» **Extracted material**:

______

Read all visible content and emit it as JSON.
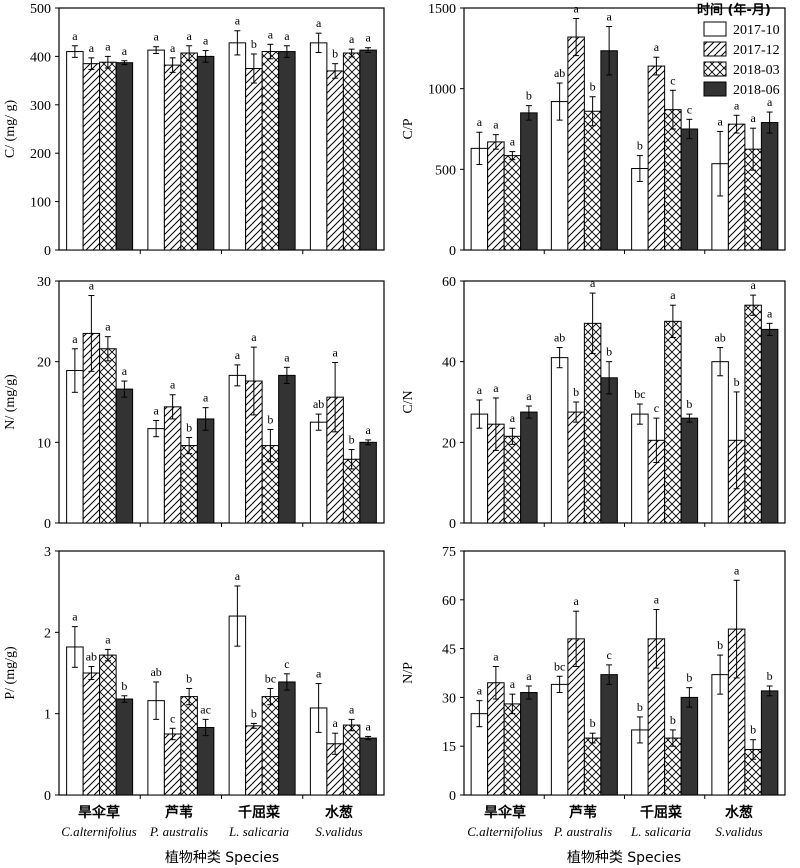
{
  "legend": {
    "title": "时间 (年-月)",
    "entries": [
      "2017-10",
      "2017-12",
      "2018-03",
      "2018-06"
    ]
  },
  "x_axis": {
    "categories_cn": [
      "旱伞草",
      "芦苇",
      "千屈菜",
      "水葱"
    ],
    "categories_en": [
      "C.alternifolius",
      "P. australis",
      "L. salicaria",
      "S.validus"
    ],
    "title_left": "植物种类 Species",
    "title_right": "植物种类 Species"
  },
  "chart_data": [
    {
      "id": "C",
      "type": "bar",
      "ylabel": "C/ (mg/ g)",
      "ylim": [
        0,
        500
      ],
      "yticks": [
        0,
        100,
        200,
        300,
        400,
        500
      ],
      "categories": [
        "旱伞草",
        "芦苇",
        "千屈菜",
        "水葱"
      ],
      "series": [
        {
          "name": "2017-10",
          "values": [
            410,
            413,
            428,
            428
          ],
          "errors": [
            12,
            7,
            25,
            20
          ],
          "labels": [
            "a",
            "a",
            "a",
            "a"
          ]
        },
        {
          "name": "2017-12",
          "values": [
            385,
            382,
            375,
            370
          ],
          "errors": [
            12,
            15,
            30,
            15
          ],
          "labels": [
            "a",
            "a",
            "b",
            "b"
          ]
        },
        {
          "name": "2018-03",
          "values": [
            388,
            407,
            410,
            407
          ],
          "errors": [
            12,
            15,
            15,
            8
          ],
          "labels": [
            "a",
            "a",
            "a",
            "a"
          ]
        },
        {
          "name": "2018-06",
          "values": [
            387,
            400,
            410,
            413
          ],
          "errors": [
            4,
            12,
            12,
            5
          ],
          "labels": [
            "a",
            "a",
            "a",
            "a"
          ]
        }
      ]
    },
    {
      "id": "CP",
      "type": "bar",
      "ylabel": "C/P",
      "ylim": [
        0,
        1500
      ],
      "yticks": [
        0,
        500,
        1000,
        1500
      ],
      "categories": [
        "旱伞草",
        "芦苇",
        "千屈菜",
        "水葱"
      ],
      "series": [
        {
          "name": "2017-10",
          "values": [
            630,
            920,
            505,
            535
          ],
          "errors": [
            100,
            115,
            80,
            200
          ],
          "labels": [
            "a",
            "ab",
            "b",
            "a"
          ]
        },
        {
          "name": "2017-12",
          "values": [
            670,
            1320,
            1140,
            780
          ],
          "errors": [
            45,
            115,
            55,
            55
          ],
          "labels": [
            "a",
            "a",
            "a",
            "a"
          ]
        },
        {
          "name": "2018-03",
          "values": [
            585,
            860,
            870,
            625
          ],
          "errors": [
            25,
            90,
            120,
            130
          ],
          "labels": [
            "a",
            "b",
            "c",
            "a"
          ]
        },
        {
          "name": "2018-06",
          "values": [
            850,
            1235,
            750,
            790
          ],
          "errors": [
            45,
            150,
            60,
            65
          ],
          "labels": [
            "b",
            "a",
            "c",
            "a"
          ]
        }
      ]
    },
    {
      "id": "N",
      "type": "bar",
      "ylabel": "N/ (mg/g)",
      "ylim": [
        0,
        30
      ],
      "yticks": [
        0,
        10,
        20,
        30
      ],
      "categories": [
        "旱伞草",
        "芦苇",
        "千屈菜",
        "水葱"
      ],
      "series": [
        {
          "name": "2017-10",
          "values": [
            18.9,
            11.7,
            18.3,
            12.5
          ],
          "errors": [
            2.7,
            1.0,
            1.3,
            1.0
          ],
          "labels": [
            "a",
            "a",
            "a",
            "ab"
          ]
        },
        {
          "name": "2017-12",
          "values": [
            23.5,
            14.4,
            17.6,
            15.6
          ],
          "errors": [
            4.7,
            1.5,
            4.2,
            4.3
          ],
          "labels": [
            "a",
            "a",
            "a",
            "a"
          ]
        },
        {
          "name": "2018-03",
          "values": [
            21.6,
            9.6,
            9.6,
            7.9
          ],
          "errors": [
            1.5,
            1.0,
            2.0,
            1.2
          ],
          "labels": [
            "a",
            "b",
            "b",
            "b"
          ]
        },
        {
          "name": "2018-06",
          "values": [
            16.6,
            12.9,
            18.3,
            10.0
          ],
          "errors": [
            1.0,
            1.4,
            1.0,
            0.3
          ],
          "labels": [
            "a",
            "a",
            "a",
            "a"
          ]
        }
      ]
    },
    {
      "id": "CN",
      "type": "bar",
      "ylabel": "C/N",
      "ylim": [
        0,
        60
      ],
      "yticks": [
        0,
        20,
        40,
        60
      ],
      "categories": [
        "旱伞草",
        "芦苇",
        "千屈菜",
        "水葱"
      ],
      "series": [
        {
          "name": "2017-10",
          "values": [
            27,
            41,
            27,
            40
          ],
          "errors": [
            3.5,
            2.5,
            2.5,
            3.5
          ],
          "labels": [
            "a",
            "ab",
            "bc",
            "ab"
          ]
        },
        {
          "name": "2017-12",
          "values": [
            24.5,
            27.5,
            20.5,
            20.5
          ],
          "errors": [
            6.5,
            2.5,
            5.5,
            12
          ],
          "labels": [
            "a",
            "b",
            "c",
            "b"
          ]
        },
        {
          "name": "2018-03",
          "values": [
            21.5,
            49.5,
            50,
            54
          ],
          "errors": [
            2,
            7.5,
            4,
            2.5
          ],
          "labels": [
            "a",
            "a",
            "a",
            "a"
          ]
        },
        {
          "name": "2018-06",
          "values": [
            27.5,
            36,
            26,
            48
          ],
          "errors": [
            1.5,
            4,
            1,
            1.5
          ],
          "labels": [
            "a",
            "b",
            "b",
            "a"
          ]
        }
      ]
    },
    {
      "id": "P",
      "type": "bar",
      "ylabel": "P/ (mg/g)",
      "ylim": [
        0,
        3
      ],
      "yticks": [
        0,
        1,
        2,
        3
      ],
      "categories": [
        "旱伞草",
        "芦苇",
        "千屈菜",
        "水葱"
      ],
      "series": [
        {
          "name": "2017-10",
          "values": [
            1.82,
            1.16,
            2.2,
            1.07
          ],
          "errors": [
            0.25,
            0.23,
            0.37,
            0.3
          ],
          "labels": [
            "a",
            "ab",
            "a",
            "a"
          ]
        },
        {
          "name": "2017-12",
          "values": [
            1.5,
            0.75,
            0.85,
            0.63
          ],
          "errors": [
            0.08,
            0.07,
            0.03,
            0.13
          ],
          "labels": [
            "ab",
            "c",
            "b",
            "a"
          ]
        },
        {
          "name": "2018-03",
          "values": [
            1.72,
            1.21,
            1.21,
            0.86
          ],
          "errors": [
            0.07,
            0.1,
            0.1,
            0.07
          ],
          "labels": [
            "a",
            "b",
            "bc",
            "a"
          ]
        },
        {
          "name": "2018-06",
          "values": [
            1.18,
            0.83,
            1.39,
            0.7
          ],
          "errors": [
            0.04,
            0.1,
            0.1,
            0.02
          ],
          "labels": [
            "b",
            "ac",
            "c",
            "a"
          ]
        }
      ]
    },
    {
      "id": "NP",
      "type": "bar",
      "ylabel": "N/P",
      "ylim": [
        0,
        75
      ],
      "yticks": [
        0,
        15,
        30,
        45,
        60,
        75
      ],
      "categories": [
        "旱伞草",
        "芦苇",
        "千屈菜",
        "水葱"
      ],
      "series": [
        {
          "name": "2017-10",
          "values": [
            25,
            34,
            20,
            37
          ],
          "errors": [
            4,
            2.5,
            4,
            6
          ],
          "labels": [
            "a",
            "bc",
            "b",
            "b"
          ]
        },
        {
          "name": "2017-12",
          "values": [
            34.5,
            48,
            48,
            51
          ],
          "errors": [
            5,
            8.5,
            9,
            15
          ],
          "labels": [
            "a",
            "a",
            "a",
            "a"
          ]
        },
        {
          "name": "2018-03",
          "values": [
            28,
            17.5,
            17.5,
            14
          ],
          "errors": [
            3,
            1.5,
            2.5,
            3
          ],
          "labels": [
            "a",
            "b",
            "b",
            "b"
          ]
        },
        {
          "name": "2018-06",
          "values": [
            31.5,
            37,
            30,
            32
          ],
          "errors": [
            2,
            3,
            3,
            1.5
          ],
          "labels": [
            "a",
            "c",
            "b",
            "b"
          ]
        }
      ]
    }
  ]
}
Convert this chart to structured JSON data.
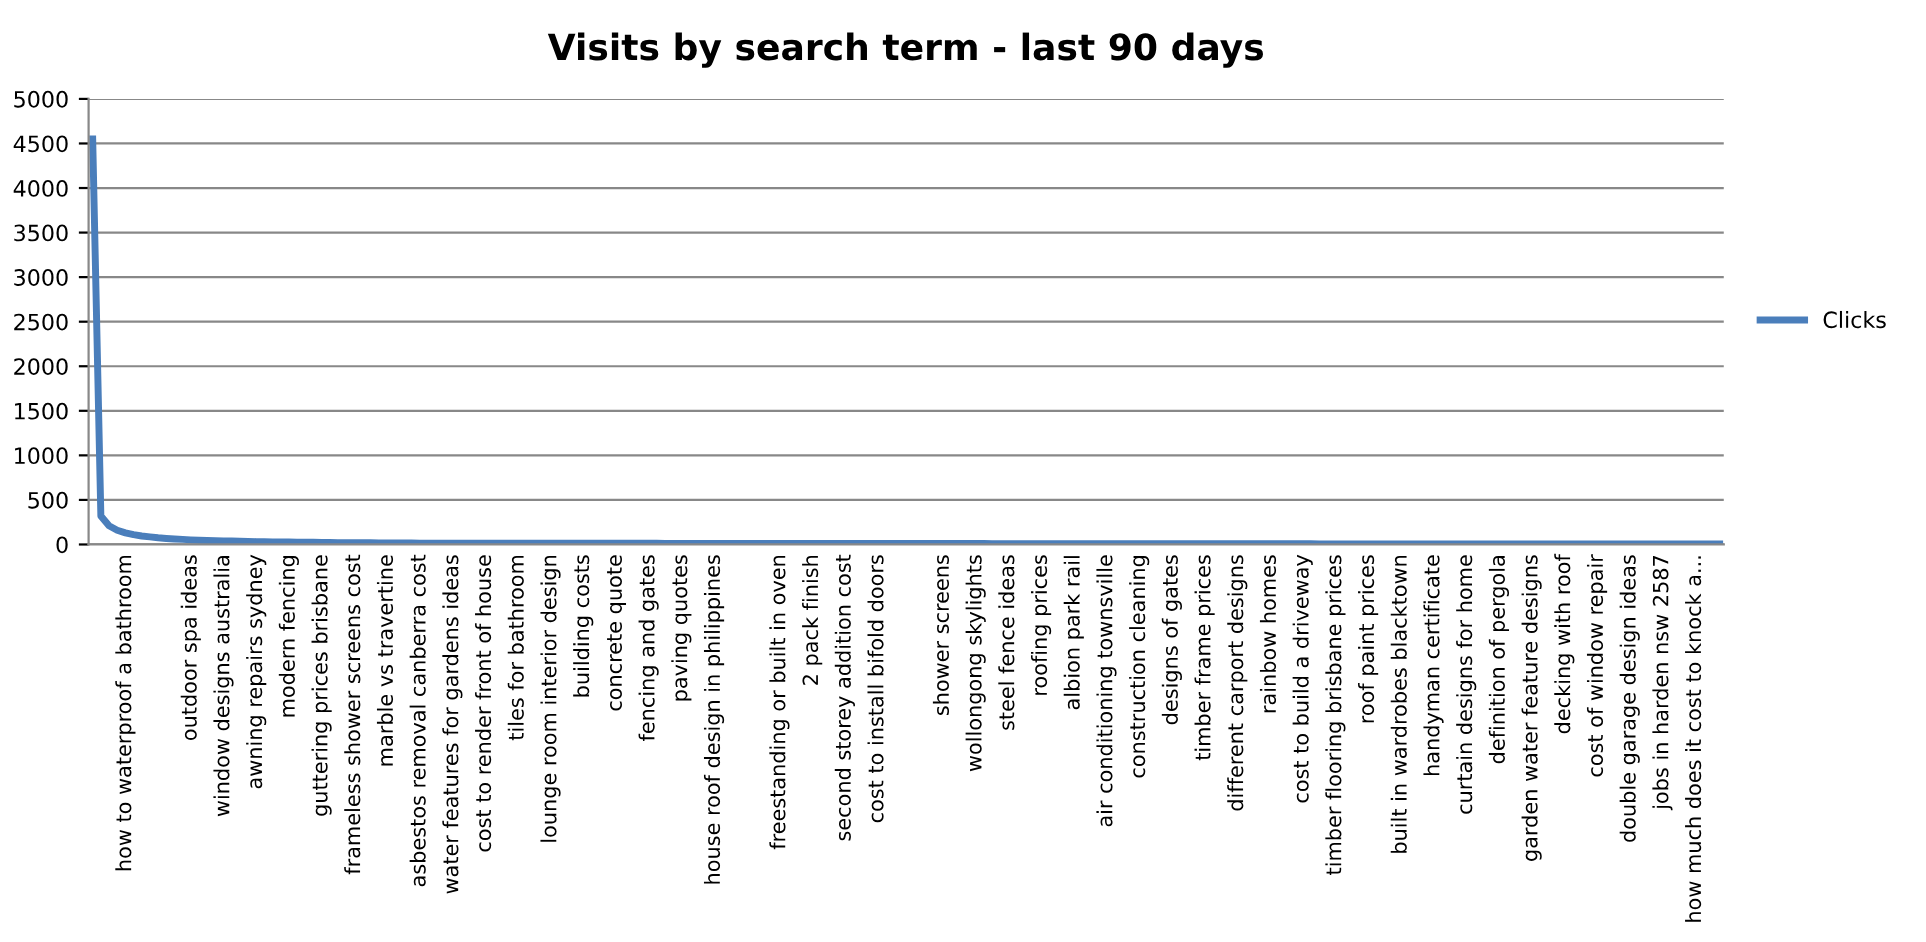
{
  "chart_data": {
    "type": "line",
    "title": "Visits by search term - last 90 days",
    "categories": [
      null,
      null,
      null,
      null,
      "how to waterproof a bathroom",
      null,
      null,
      null,
      null,
      null,
      null,
      null,
      "outdoor spa ideas",
      null,
      null,
      null,
      "window designs australia",
      null,
      null,
      null,
      "awning repairs sydney",
      null,
      null,
      null,
      "modern fencing",
      null,
      null,
      null,
      "guttering prices brisbane",
      null,
      null,
      null,
      "frameless shower screens cost",
      null,
      null,
      null,
      "marble vs travertine",
      null,
      null,
      null,
      "asbestos removal canberra cost",
      null,
      null,
      null,
      "water features for gardens ideas",
      null,
      null,
      null,
      "cost to render front of house",
      null,
      null,
      null,
      "tiles for bathroom",
      null,
      null,
      null,
      "lounge room interior design",
      null,
      null,
      null,
      "building costs",
      null,
      null,
      null,
      "concrete quote",
      null,
      null,
      null,
      "fencing and gates",
      null,
      null,
      null,
      "paving quotes",
      null,
      null,
      null,
      "house roof design in philippines",
      null,
      null,
      null,
      null,
      null,
      null,
      null,
      "freestanding or built in oven",
      null,
      null,
      null,
      "2 pack finish",
      null,
      null,
      null,
      "second storey addition cost",
      null,
      null,
      null,
      "cost to install bifold doors",
      null,
      null,
      null,
      null,
      null,
      null,
      null,
      "shower screens",
      null,
      null,
      null,
      "wollongong skylights",
      null,
      null,
      null,
      "steel fence ideas",
      null,
      null,
      null,
      "roofing prices",
      null,
      null,
      null,
      "albion park rail",
      null,
      null,
      null,
      "air conditioning townsville",
      null,
      null,
      null,
      "construction cleaning",
      null,
      null,
      null,
      "designs of gates",
      null,
      null,
      null,
      "timber frame prices",
      null,
      null,
      null,
      "different carport designs",
      null,
      null,
      null,
      "rainbow homes",
      null,
      null,
      null,
      "cost to build a driveway",
      null,
      null,
      null,
      "timber flooring brisbane prices",
      null,
      null,
      null,
      "roof paint prices",
      null,
      null,
      null,
      "built in wardrobes blacktown",
      null,
      null,
      null,
      "handyman certificate",
      null,
      null,
      null,
      "curtain designs for home",
      null,
      null,
      null,
      "definition of pergola",
      null,
      null,
      null,
      "garden water feature designs",
      null,
      null,
      null,
      "decking with roof",
      null,
      null,
      null,
      "cost of window repair",
      null,
      null,
      null,
      "double garage design ideas",
      null,
      null,
      null,
      "jobs in harden nsw 2587",
      null,
      null,
      null,
      "how much does it cost to knock a...",
      null,
      null,
      null
    ],
    "series": [
      {
        "name": "Clicks",
        "color": "#4a7ebb",
        "values": [
          4550,
          320,
          210,
          160,
          130,
          110,
          95,
          85,
          75,
          68,
          62,
          57,
          52,
          48,
          45,
          42,
          40,
          38,
          36,
          34,
          32,
          30,
          29,
          28,
          27,
          26,
          25,
          24,
          23,
          22,
          21,
          20,
          20,
          19,
          19,
          18,
          18,
          17,
          17,
          16,
          15,
          15,
          15,
          15,
          15,
          15,
          15,
          15,
          15,
          15,
          14,
          14,
          14,
          14,
          14,
          14,
          14,
          14,
          14,
          14,
          13,
          13,
          13,
          13,
          13,
          13,
          13,
          13,
          13,
          13,
          12,
          12,
          12,
          12,
          12,
          12,
          12,
          12,
          12,
          12,
          11,
          11,
          11,
          11,
          11,
          11,
          11,
          11,
          11,
          11,
          10,
          10,
          10,
          10,
          10,
          10,
          10,
          10,
          10,
          10,
          10,
          10,
          10,
          10,
          10,
          10,
          10,
          10,
          10,
          10,
          9,
          9,
          9,
          9,
          9,
          9,
          9,
          9,
          9,
          9,
          9,
          9,
          9,
          9,
          9,
          9,
          9,
          9,
          9,
          9,
          8,
          8,
          8,
          8,
          8,
          8,
          8,
          8,
          8,
          8,
          8,
          8,
          8,
          8,
          8,
          8,
          8,
          8,
          8,
          8,
          7,
          7,
          7,
          7,
          7,
          7,
          7,
          7,
          7,
          7,
          7,
          7,
          7,
          7,
          7,
          7,
          7,
          7,
          7,
          7,
          6,
          6,
          6,
          6,
          6,
          6,
          6,
          6,
          6,
          6,
          6,
          6,
          6,
          6,
          6,
          6,
          6,
          6,
          6,
          6,
          5,
          5,
          5,
          5,
          5,
          5,
          5,
          5,
          5,
          5
        ]
      }
    ],
    "ylim": [
      0,
      5000
    ],
    "yticks": [
      0,
      500,
      1000,
      1500,
      2000,
      2500,
      3000,
      3500,
      4000,
      4500,
      5000
    ],
    "grid": "y",
    "legend": "right",
    "marker": "none",
    "line_style": "solid"
  }
}
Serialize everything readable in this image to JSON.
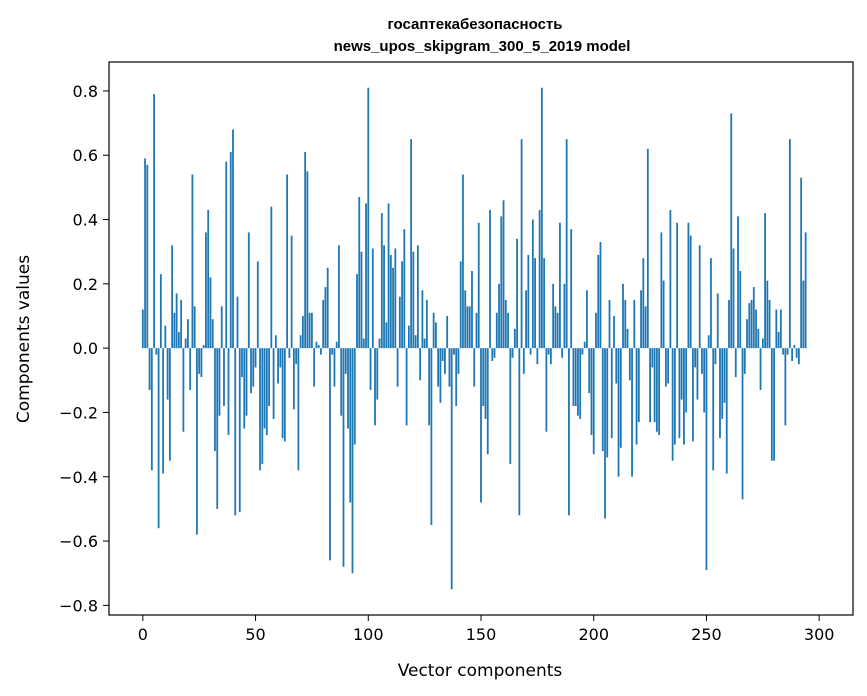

______

» **To do**:
Show all lines in the entries above where the word "designs" appears.

» **Solved exercise**:
      "window designs australia",
      "designs of gates",
      "different carport designs",
      "curtain designs for home",
      "garden water feature designs",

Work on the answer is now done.